Records provided>
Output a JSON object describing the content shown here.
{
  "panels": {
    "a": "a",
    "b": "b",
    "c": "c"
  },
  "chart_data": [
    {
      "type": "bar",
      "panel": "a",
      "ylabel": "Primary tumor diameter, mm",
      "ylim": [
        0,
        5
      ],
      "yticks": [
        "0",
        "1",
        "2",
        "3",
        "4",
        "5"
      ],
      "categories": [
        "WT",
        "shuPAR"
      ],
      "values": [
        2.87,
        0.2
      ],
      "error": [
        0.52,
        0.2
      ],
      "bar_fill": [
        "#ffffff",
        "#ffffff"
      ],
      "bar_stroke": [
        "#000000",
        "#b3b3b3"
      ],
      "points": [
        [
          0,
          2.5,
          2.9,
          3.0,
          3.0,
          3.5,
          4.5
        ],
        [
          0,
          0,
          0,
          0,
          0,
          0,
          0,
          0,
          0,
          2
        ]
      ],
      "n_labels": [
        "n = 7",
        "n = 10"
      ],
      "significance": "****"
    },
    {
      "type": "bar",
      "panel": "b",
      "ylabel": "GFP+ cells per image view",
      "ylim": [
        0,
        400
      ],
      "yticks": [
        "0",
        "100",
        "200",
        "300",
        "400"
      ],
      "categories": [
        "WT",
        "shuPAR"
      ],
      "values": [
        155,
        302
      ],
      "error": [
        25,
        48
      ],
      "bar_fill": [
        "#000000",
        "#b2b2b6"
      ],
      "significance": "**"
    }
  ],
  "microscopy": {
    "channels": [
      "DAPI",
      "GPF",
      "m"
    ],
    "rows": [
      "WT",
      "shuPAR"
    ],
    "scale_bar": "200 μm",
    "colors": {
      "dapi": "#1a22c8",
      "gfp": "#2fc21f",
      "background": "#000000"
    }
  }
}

Task brief>
All entries shown above should be printed again exactly.

Expected output>
Output a JSON object describing the content shown here.
{
  "panels": {
    "a": "a",
    "b": "b",
    "c": "c"
  },
  "chart_data": [
    {
      "type": "bar",
      "panel": "a",
      "ylabel": "Primary tumor diameter, mm",
      "ylim": [
        0,
        5
      ],
      "yticks": [
        "0",
        "1",
        "2",
        "3",
        "4",
        "5"
      ],
      "categories": [
        "WT",
        "shuPAR"
      ],
      "values": [
        2.87,
        0.2
      ],
      "error": [
        0.52,
        0.2
      ],
      "bar_fill": [
        "#ffffff",
        "#ffffff"
      ],
      "bar_stroke": [
        "#000000",
        "#b3b3b3"
      ],
      "points": [
        [
          0,
          2.5,
          2.9,
          3.0,
          3.0,
          3.5,
          4.5
        ],
        [
          0,
          0,
          0,
          0,
          0,
          0,
          0,
          0,
          0,
          2
        ]
      ],
      "n_labels": [
        "n = 7",
        "n = 10"
      ],
      "significance": "****"
    },
    {
      "type": "bar",
      "panel": "b",
      "ylabel": "GFP+ cells per image view",
      "ylim": [
        0,
        400
      ],
      "yticks": [
        "0",
        "100",
        "200",
        "300",
        "400"
      ],
      "categories": [
        "WT",
        "shuPAR"
      ],
      "values": [
        155,
        302
      ],
      "error": [
        25,
        48
      ],
      "bar_fill": [
        "#000000",
        "#b2b2b6"
      ],
      "significance": "**"
    }
  ],
  "microscopy": {
    "channels": [
      "DAPI",
      "GPF",
      "m"
    ],
    "rows": [
      "WT",
      "shuPAR"
    ],
    "scale_bar": "200 μm",
    "colors": {
      "dapi": "#1a22c8",
      "gfp": "#2fc21f",
      "background": "#000000"
    }
  }
}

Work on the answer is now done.